## Directive
Reproduce all of the rows below line for line without changing anything, but leave the pictures out.

## Input records
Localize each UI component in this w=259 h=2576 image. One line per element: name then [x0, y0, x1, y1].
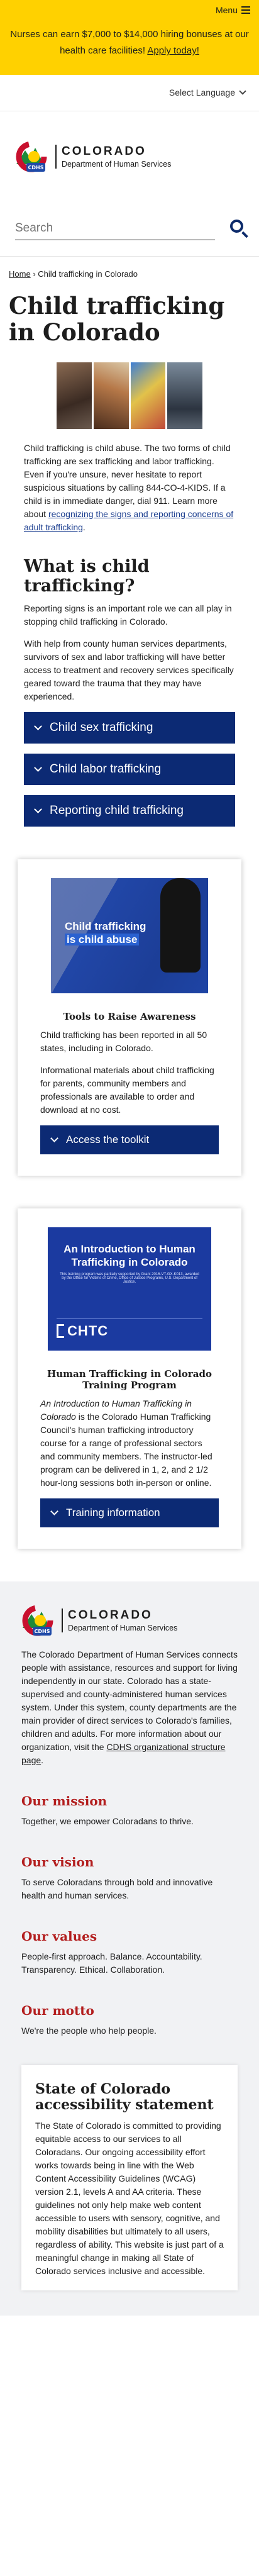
chevron-down-icon: [34, 805, 42, 813]
vision-text: To serve Coloradans through bold and inn…: [21, 1876, 213, 1900]
training-image: An Introduction to Human Trafficking in …: [48, 1227, 211, 1351]
colorado-logo-icon: CDHS: [22, 1605, 53, 1636]
hero-photo-1: [57, 362, 92, 429]
page-title: Child trafficking in Colorado: [9, 291, 225, 347]
section-paragraph-2: With help from county human services dep…: [24, 638, 234, 701]
intro-paragraph: Child trafficking is child abuse. The tw…: [24, 442, 234, 532]
search-icon[interactable]: [230, 219, 249, 238]
training-information-button[interactable]: Training information: [40, 1498, 219, 1527]
mission-text: Together, we empower Coloradans to thriv…: [21, 1815, 194, 1826]
logo-subtitle: Department of Human Services: [62, 159, 172, 169]
menu-button[interactable]: Menu: [216, 5, 250, 15]
card-heading: Human Trafficking in Colorado Training P…: [47, 1368, 212, 1391]
language-selector[interactable]: Select Language: [0, 75, 259, 111]
breadcrumb: Home › Child trafficking in Colorado: [0, 257, 259, 284]
logo-title: COLORADO: [62, 144, 146, 158]
card-paragraph: An Introduction to Human Trafficking in …: [40, 1398, 212, 1488]
colorado-logo-icon: CDHS: [16, 141, 47, 172]
top-bar: Menu: [0, 0, 259, 20]
card-paragraph: Informational materials about child traf…: [40, 1064, 214, 1115]
logo-badge: CDHS: [28, 165, 44, 170]
hamburger-icon: [241, 6, 250, 14]
footer-logo[interactable]: CDHS COLORADO Department of Human Servic…: [0, 1581, 259, 1648]
chevron-down-icon: [50, 1134, 58, 1142]
header-logo[interactable]: CDHS COLORADO Department of Human Servic…: [0, 111, 259, 202]
section-title: What is child trafficking?: [24, 556, 150, 596]
svg-text:CDHS: CDHS: [35, 1629, 50, 1634]
search-input[interactable]: [15, 217, 215, 240]
chevron-down-icon: [34, 722, 42, 730]
values-text: People-first approach. Balance. Accounta…: [21, 1951, 202, 1975]
hero-image: [57, 362, 202, 429]
chevron-down-icon: [34, 763, 42, 772]
accessibility-statement: State of Colorado accessibility statemen…: [21, 2065, 238, 2291]
access-toolkit-button[interactable]: Access the toolkit: [40, 1125, 219, 1154]
apply-link[interactable]: Apply today!: [147, 45, 199, 56]
accordion-reporting-child-trafficking[interactable]: Reporting child trafficking: [24, 795, 235, 827]
card-paragraph: Child trafficking has been reported in a…: [40, 1029, 207, 1053]
hero-photo-3: [130, 362, 166, 429]
card-heading: Tools to Raise Awareness: [63, 1010, 196, 1022]
breadcrumb-home[interactable]: Home: [9, 269, 31, 279]
accordion-child-sex-trafficking[interactable]: Child sex trafficking: [24, 711, 235, 744]
section-paragraph-1: Reporting signs is an important role we …: [24, 603, 232, 627]
vision-title: Our vision: [21, 1854, 94, 1870]
breadcrumb-current: Child trafficking in Colorado: [38, 269, 138, 279]
accordion-child-labor-trafficking[interactable]: Child labor trafficking: [24, 753, 235, 785]
alert-text: Nurses can earn $7,000 to $14,000 hiring…: [10, 29, 249, 57]
accessibility-title: State of Colorado accessibility statemen…: [35, 2080, 214, 2113]
alert-banner: Nurses can earn $7,000 to $14,000 hiring…: [0, 20, 259, 75]
language-label: Select Language: [168, 87, 235, 98]
footer: CDHS COLORADO Department of Human Servic…: [0, 1581, 259, 2316]
toolkit-card: Child trafficking is child abuse Tools to…: [18, 859, 241, 1176]
training-card: An Introduction to Human Trafficking in …: [18, 1208, 241, 1549]
motto-text: We're the people who help people.: [21, 2025, 157, 2036]
motto-title: Our motto: [21, 2002, 94, 2018]
chevron-down-icon: [239, 87, 246, 95]
toolkit-image: Child trafficking is child abuse: [51, 878, 208, 993]
footer-about: The Colorado Department of Human Service…: [21, 1649, 238, 1765]
mission-title: Our mission: [21, 1793, 107, 1809]
breadcrumb-separator: ›: [33, 269, 36, 279]
values-title: Our values: [21, 1928, 97, 1944]
chevron-down-icon: [50, 1507, 58, 1515]
hero-photo-2: [93, 362, 129, 429]
adult-trafficking-link[interactable]: recognizing the signs and reporting conc…: [24, 509, 233, 532]
search-bar: [0, 202, 259, 256]
hero-photo-4: [167, 362, 202, 429]
accessibility-text: The State of Colorado is committed to pr…: [35, 2121, 224, 2277]
menu-label: Menu: [215, 5, 238, 15]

## Solution for this exercise
Localize each UI component in this w=259 h=2576 image. One line per element: name then [x0, y0, x1, y1].
chevron-down-icon: [34, 805, 42, 813]
vision-text: To serve Coloradans through bold and inn…: [21, 1876, 213, 1900]
training-image: An Introduction to Human Trafficking in …: [48, 1227, 211, 1351]
colorado-logo-icon: CDHS: [22, 1605, 53, 1636]
hero-photo-1: [57, 362, 92, 429]
page-title: Child trafficking in Colorado: [9, 291, 225, 347]
section-paragraph-2: With help from county human services dep…: [24, 638, 234, 701]
intro-paragraph: Child trafficking is child abuse. The tw…: [24, 442, 234, 532]
search-icon[interactable]: [230, 219, 249, 238]
training-information-button[interactable]: Training information: [40, 1498, 219, 1527]
mission-text: Together, we empower Coloradans to thriv…: [21, 1815, 194, 1826]
logo-subtitle: Department of Human Services: [62, 159, 172, 169]
menu-button[interactable]: Menu: [216, 5, 250, 15]
card-heading: Human Trafficking in Colorado Training P…: [47, 1368, 212, 1391]
language-selector[interactable]: Select Language: [0, 75, 259, 111]
breadcrumb: Home › Child trafficking in Colorado: [0, 257, 259, 284]
logo-title: COLORADO: [62, 144, 146, 158]
card-paragraph: An Introduction to Human Trafficking in …: [40, 1398, 212, 1488]
colorado-logo-icon: CDHS: [16, 141, 47, 172]
top-bar: Menu: [0, 0, 259, 20]
card-paragraph: Informational materials about child traf…: [40, 1064, 214, 1115]
logo-badge: CDHS: [28, 165, 44, 170]
hamburger-icon: [241, 6, 250, 14]
footer-logo[interactable]: CDHS COLORADO Department of Human Servic…: [0, 1581, 259, 1648]
chevron-down-icon: [50, 1134, 58, 1142]
header-logo[interactable]: CDHS COLORADO Department of Human Servic…: [0, 111, 259, 202]
section-title: What is child trafficking?: [24, 556, 150, 596]
svg-text:CDHS: CDHS: [35, 1629, 50, 1634]
search-input[interactable]: [15, 217, 215, 240]
chevron-down-icon: [34, 722, 42, 730]
values-text: People-first approach. Balance. Accounta…: [21, 1951, 202, 1975]
hero-image: [57, 362, 202, 429]
chevron-down-icon: [34, 763, 42, 772]
accessibility-statement: State of Colorado accessibility statemen…: [21, 2065, 238, 2291]
access-toolkit-button[interactable]: Access the toolkit: [40, 1125, 219, 1154]
apply-link[interactable]: Apply today!: [147, 45, 199, 56]
accordion-reporting-child-trafficking[interactable]: Reporting child trafficking: [24, 795, 235, 827]
card-paragraph: Child trafficking has been reported in a…: [40, 1029, 207, 1053]
hero-photo-3: [130, 362, 166, 429]
card-heading: Tools to Raise Awareness: [63, 1010, 196, 1022]
breadcrumb-home[interactable]: Home: [9, 269, 31, 279]
accordion-child-sex-trafficking[interactable]: Child sex trafficking: [24, 711, 235, 744]
section-paragraph-1: Reporting signs is an important role we …: [24, 603, 232, 627]
vision-title: Our vision: [21, 1854, 94, 1870]
breadcrumb-current: Child trafficking in Colorado: [38, 269, 138, 279]
accordion-child-labor-trafficking[interactable]: Child labor trafficking: [24, 753, 235, 785]
alert-text: Nurses can earn $7,000 to $14,000 hiring…: [10, 29, 249, 57]
accessibility-title: State of Colorado accessibility statemen…: [35, 2080, 214, 2113]
alert-banner: Nurses can earn $7,000 to $14,000 hiring…: [0, 20, 259, 75]
language-label: Select Language: [168, 87, 235, 98]
footer: CDHS COLORADO Department of Human Servic…: [0, 1581, 259, 2316]
toolkit-card: Child trafficking is child abuse Tools to…: [18, 859, 241, 1176]
training-card: An Introduction to Human Trafficking in …: [18, 1208, 241, 1549]
motto-text: We're the people who help people.: [21, 2025, 157, 2036]
motto-title: Our motto: [21, 2002, 94, 2018]
chevron-down-icon: [239, 87, 246, 95]
toolkit-image: Child trafficking is child abuse: [51, 878, 208, 993]
footer-about: The Colorado Department of Human Service…: [21, 1649, 238, 1765]
mission-title: Our mission: [21, 1793, 107, 1809]
breadcrumb-separator: ›: [33, 269, 36, 279]
values-title: Our values: [21, 1928, 97, 1944]
chevron-down-icon: [50, 1507, 58, 1515]
hero-photo-2: [93, 362, 129, 429]
adult-trafficking-link[interactable]: recognizing the signs and reporting conc…: [24, 509, 233, 532]
search-bar: [0, 202, 259, 256]
hero-photo-4: [167, 362, 202, 429]
accessibility-text: The State of Colorado is committed to pr…: [35, 2121, 224, 2277]
menu-label: Menu: [215, 5, 238, 15]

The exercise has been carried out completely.